Leave every picture out and write out the records below exactly.

-- Start --

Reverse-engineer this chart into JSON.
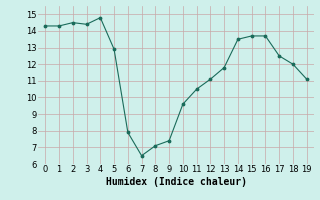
{
  "x": [
    0,
    1,
    2,
    3,
    4,
    5,
    6,
    7,
    8,
    9,
    10,
    11,
    12,
    13,
    14,
    15,
    16,
    17,
    18,
    19
  ],
  "y": [
    14.3,
    14.3,
    14.5,
    14.4,
    14.8,
    12.9,
    7.9,
    6.5,
    7.1,
    7.4,
    9.6,
    10.5,
    11.1,
    11.8,
    13.5,
    13.7,
    13.7,
    12.5,
    12.0,
    11.1
  ],
  "line_color": "#1a6b5a",
  "marker_color": "#1a6b5a",
  "bg_color": "#cff0eb",
  "grid_major_color": "#b8d4cf",
  "grid_minor_color": "#ddf5f0",
  "xlabel": "Humidex (Indice chaleur)",
  "xlabel_fontsize": 7,
  "xlim": [
    -0.5,
    19.5
  ],
  "ylim": [
    6,
    15.5
  ],
  "yticks": [
    6,
    7,
    8,
    9,
    10,
    11,
    12,
    13,
    14,
    15
  ],
  "xticks": [
    0,
    1,
    2,
    3,
    4,
    5,
    6,
    7,
    8,
    9,
    10,
    11,
    12,
    13,
    14,
    15,
    16,
    17,
    18,
    19
  ]
}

-- End --

• RESPONSE TO THIS EXERCISE:
Reverse-engineer this chart into JSON.
{
  "x": [
    0,
    1,
    2,
    3,
    4,
    5,
    6,
    7,
    8,
    9,
    10,
    11,
    12,
    13,
    14,
    15,
    16,
    17,
    18,
    19
  ],
  "y": [
    14.3,
    14.3,
    14.5,
    14.4,
    14.8,
    12.9,
    7.9,
    6.5,
    7.1,
    7.4,
    9.6,
    10.5,
    11.1,
    11.8,
    13.5,
    13.7,
    13.7,
    12.5,
    12.0,
    11.1
  ],
  "line_color": "#1a6b5a",
  "marker_color": "#1a6b5a",
  "bg_color": "#cff0eb",
  "grid_major_color": "#b8d4cf",
  "grid_minor_color": "#ddf5f0",
  "xlabel": "Humidex (Indice chaleur)",
  "xlabel_fontsize": 7,
  "xlim": [
    -0.5,
    19.5
  ],
  "ylim": [
    6,
    15.5
  ],
  "yticks": [
    6,
    7,
    8,
    9,
    10,
    11,
    12,
    13,
    14,
    15
  ],
  "xticks": [
    0,
    1,
    2,
    3,
    4,
    5,
    6,
    7,
    8,
    9,
    10,
    11,
    12,
    13,
    14,
    15,
    16,
    17,
    18,
    19
  ]
}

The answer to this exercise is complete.